Description of the task:
Render each of the rows below as a Markdown table with two columns, No. and Line, giving the row number and its text, and omit any blank rows.

Provided records:
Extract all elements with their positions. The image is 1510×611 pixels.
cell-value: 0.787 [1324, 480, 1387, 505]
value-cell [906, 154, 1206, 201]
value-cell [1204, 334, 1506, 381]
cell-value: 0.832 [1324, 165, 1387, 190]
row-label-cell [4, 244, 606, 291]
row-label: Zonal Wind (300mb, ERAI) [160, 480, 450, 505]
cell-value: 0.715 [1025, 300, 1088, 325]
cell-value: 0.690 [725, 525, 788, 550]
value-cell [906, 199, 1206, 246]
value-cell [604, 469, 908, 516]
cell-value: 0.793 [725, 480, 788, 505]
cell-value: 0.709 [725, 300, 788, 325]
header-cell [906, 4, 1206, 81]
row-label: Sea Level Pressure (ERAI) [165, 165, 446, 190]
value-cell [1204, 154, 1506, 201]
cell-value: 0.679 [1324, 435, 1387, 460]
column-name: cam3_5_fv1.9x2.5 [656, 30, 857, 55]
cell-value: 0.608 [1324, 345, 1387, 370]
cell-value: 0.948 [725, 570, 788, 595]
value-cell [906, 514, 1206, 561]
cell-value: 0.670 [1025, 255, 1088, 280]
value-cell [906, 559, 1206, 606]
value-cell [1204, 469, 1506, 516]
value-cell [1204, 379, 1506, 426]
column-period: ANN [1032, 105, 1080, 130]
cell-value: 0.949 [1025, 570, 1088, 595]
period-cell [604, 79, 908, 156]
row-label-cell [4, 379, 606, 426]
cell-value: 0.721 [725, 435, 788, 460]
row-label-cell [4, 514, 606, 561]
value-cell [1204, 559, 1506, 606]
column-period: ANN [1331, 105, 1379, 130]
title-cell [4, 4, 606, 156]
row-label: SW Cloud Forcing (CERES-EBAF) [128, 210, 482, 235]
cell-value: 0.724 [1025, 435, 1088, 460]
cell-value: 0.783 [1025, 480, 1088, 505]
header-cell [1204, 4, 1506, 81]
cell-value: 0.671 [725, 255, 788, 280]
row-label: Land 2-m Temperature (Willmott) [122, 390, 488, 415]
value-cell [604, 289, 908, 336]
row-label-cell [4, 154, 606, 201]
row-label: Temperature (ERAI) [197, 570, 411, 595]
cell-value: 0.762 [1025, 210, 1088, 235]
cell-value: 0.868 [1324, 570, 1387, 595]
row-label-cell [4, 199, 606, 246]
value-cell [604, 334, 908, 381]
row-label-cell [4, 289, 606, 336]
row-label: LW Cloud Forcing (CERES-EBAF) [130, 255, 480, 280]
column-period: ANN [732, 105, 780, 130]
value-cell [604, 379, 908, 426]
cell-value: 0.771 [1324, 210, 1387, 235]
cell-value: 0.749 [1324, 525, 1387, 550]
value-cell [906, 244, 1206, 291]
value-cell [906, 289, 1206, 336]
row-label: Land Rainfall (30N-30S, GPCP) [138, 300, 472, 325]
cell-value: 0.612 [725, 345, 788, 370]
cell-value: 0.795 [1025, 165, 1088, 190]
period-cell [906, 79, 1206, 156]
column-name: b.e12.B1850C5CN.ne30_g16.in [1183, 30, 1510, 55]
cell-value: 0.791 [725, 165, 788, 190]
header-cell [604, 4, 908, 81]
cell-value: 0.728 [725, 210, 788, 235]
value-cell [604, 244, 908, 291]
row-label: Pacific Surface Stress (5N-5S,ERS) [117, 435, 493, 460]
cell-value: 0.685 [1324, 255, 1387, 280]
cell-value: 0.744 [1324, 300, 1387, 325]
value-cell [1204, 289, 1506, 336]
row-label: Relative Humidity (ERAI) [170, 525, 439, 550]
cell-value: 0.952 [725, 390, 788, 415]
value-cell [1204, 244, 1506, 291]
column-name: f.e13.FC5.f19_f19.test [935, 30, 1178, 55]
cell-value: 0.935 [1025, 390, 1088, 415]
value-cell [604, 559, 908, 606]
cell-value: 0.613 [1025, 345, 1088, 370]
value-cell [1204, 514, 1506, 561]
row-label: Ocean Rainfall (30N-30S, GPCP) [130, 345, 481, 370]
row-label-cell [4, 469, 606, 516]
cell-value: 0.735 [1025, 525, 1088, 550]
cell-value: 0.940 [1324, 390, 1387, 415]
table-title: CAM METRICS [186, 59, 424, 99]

Solution:
| No. | Line |
|---|---|
| 1 | Extract all elements with their positions. The image is 1510×611 pixels. |
| 2 | cell-value: 0.787 [1324, 480, 1387, 505] |
| 3 | value-cell [906, 154, 1206, 201] |
| 4 | value-cell [1204, 334, 1506, 381] |
| 5 | cell-value: 0.832 [1324, 165, 1387, 190] |
| 6 | row-label-cell [4, 244, 606, 291] |
| 7 | row-label: Zonal Wind (300mb, ERAI) [160, 480, 450, 505] |
| 8 | cell-value: 0.715 [1025, 300, 1088, 325] |
| 9 | cell-value: 0.690 [725, 525, 788, 550] |
| 10 | value-cell [906, 199, 1206, 246] |
| 11 | value-cell [604, 469, 908, 516] |
| 12 | cell-value: 0.793 [725, 480, 788, 505] |
| 13 | cell-value: 0.709 [725, 300, 788, 325] |
| 14 | header-cell [906, 4, 1206, 81] |
| 15 | row-label: Sea Level Pressure (ERAI) [165, 165, 446, 190] |
| 16 | value-cell [1204, 154, 1506, 201] |
| 17 | cell-value: 0.679 [1324, 435, 1387, 460] |
| 18 | column-name: cam3_5_fv1.9x2.5 [656, 30, 857, 55] |
| 19 | cell-value: 0.608 [1324, 345, 1387, 370] |
| 20 | cell-value: 0.948 [725, 570, 788, 595] |
| 21 | value-cell [906, 514, 1206, 561] |
| 22 | cell-value: 0.670 [1025, 255, 1088, 280] |
| 23 | value-cell [906, 559, 1206, 606] |
| 24 | value-cell [1204, 469, 1506, 516] |
| 25 | value-cell [1204, 379, 1506, 426] |
| 26 | column-period: ANN [1032, 105, 1080, 130] |
| 27 | cell-value: 0.949 [1025, 570, 1088, 595] |
| 28 | period-cell [604, 79, 908, 156] |
| 29 | row-label-cell [4, 379, 606, 426] |
| 30 | cell-value: 0.721 [725, 435, 788, 460] |
| 31 | row-label-cell [4, 514, 606, 561] |
| 32 | value-cell [1204, 559, 1506, 606] |
| 33 | column-period: ANN [1331, 105, 1379, 130] |
| 34 | title-cell [4, 4, 606, 156] |
| 35 | row-label: SW Cloud Forcing (CERES-EBAF) [128, 210, 482, 235] |
| 36 | cell-value: 0.724 [1025, 435, 1088, 460] |
| 37 | cell-value: 0.783 [1025, 480, 1088, 505] |
| 38 | header-cell [1204, 4, 1506, 81] |
| 39 | cell-value: 0.671 [725, 255, 788, 280] |
| 40 | row-label: Land 2-m Temperature (Willmott) [122, 390, 488, 415] |
| 41 | value-cell [604, 289, 908, 336] |
| 42 | row-label-cell [4, 154, 606, 201] |
| 43 | row-label: Temperature (ERAI) [197, 570, 411, 595] |
| 44 | cell-value: 0.762 [1025, 210, 1088, 235] |
| 45 | cell-value: 0.868 [1324, 570, 1387, 595] |
| 46 | row-label-cell [4, 199, 606, 246] |
| 47 | value-cell [604, 334, 908, 381] |
| 48 | row-label-cell [4, 289, 606, 336] |
| 49 | row-label: LW Cloud Forcing (CERES-EBAF) [130, 255, 480, 280] |
| 50 | column-period: ANN [732, 105, 780, 130] |
| 51 | value-cell [604, 379, 908, 426] |
| 52 | cell-value: 0.771 [1324, 210, 1387, 235] |
| 53 | cell-value: 0.749 [1324, 525, 1387, 550] |
| 54 | value-cell [906, 244, 1206, 291] |
| 55 | value-cell [906, 289, 1206, 336] |
| 56 | row-label: Land Rainfall (30N-30S, GPCP) [138, 300, 472, 325] |
| 57 | cell-value: 0.612 [725, 345, 788, 370] |
| 58 | cell-value: 0.795 [1025, 165, 1088, 190] |
| 59 | period-cell [906, 79, 1206, 156] |
| 60 | column-name: b.e12.B1850C5CN.ne30_g16.in [1183, 30, 1510, 55] |
| 61 | cell-value: 0.791 [725, 165, 788, 190] |
| 62 | header-cell [604, 4, 908, 81] |
| 63 | cell-value: 0.728 [725, 210, 788, 235] |
| 64 | value-cell [604, 244, 908, 291] |
| 65 | row-label: Pacific Surface Stress (5N-5S,ERS) [117, 435, 493, 460] |
| 66 | cell-value: 0.685 [1324, 255, 1387, 280] |
| 67 | cell-value: 0.744 [1324, 300, 1387, 325] |
| 68 | value-cell [1204, 289, 1506, 336] |
| 69 | row-label: Relative Humidity (ERAI) [170, 525, 439, 550] |
| 70 | cell-value: 0.952 [725, 390, 788, 415] |
| 71 | value-cell [1204, 244, 1506, 291] |
| 72 | column-name: f.e13.FC5.f19_f19.test [935, 30, 1178, 55] |
| 73 | cell-value: 0.935 [1025, 390, 1088, 415] |
| 74 | value-cell [604, 559, 908, 606] |
| 75 | cell-value: 0.613 [1025, 345, 1088, 370] |
| 76 | value-cell [1204, 514, 1506, 561] |
| 77 | row-label: Ocean Rainfall (30N-30S, GPCP) [130, 345, 481, 370] |
| 78 | row-label-cell [4, 469, 606, 516] |
| 79 | cell-value: 0.735 [1025, 525, 1088, 550] |
| 80 | cell-value: 0.940 [1324, 390, 1387, 415] |
| 81 | table-title: CAM METRICS [186, 59, 424, 99] |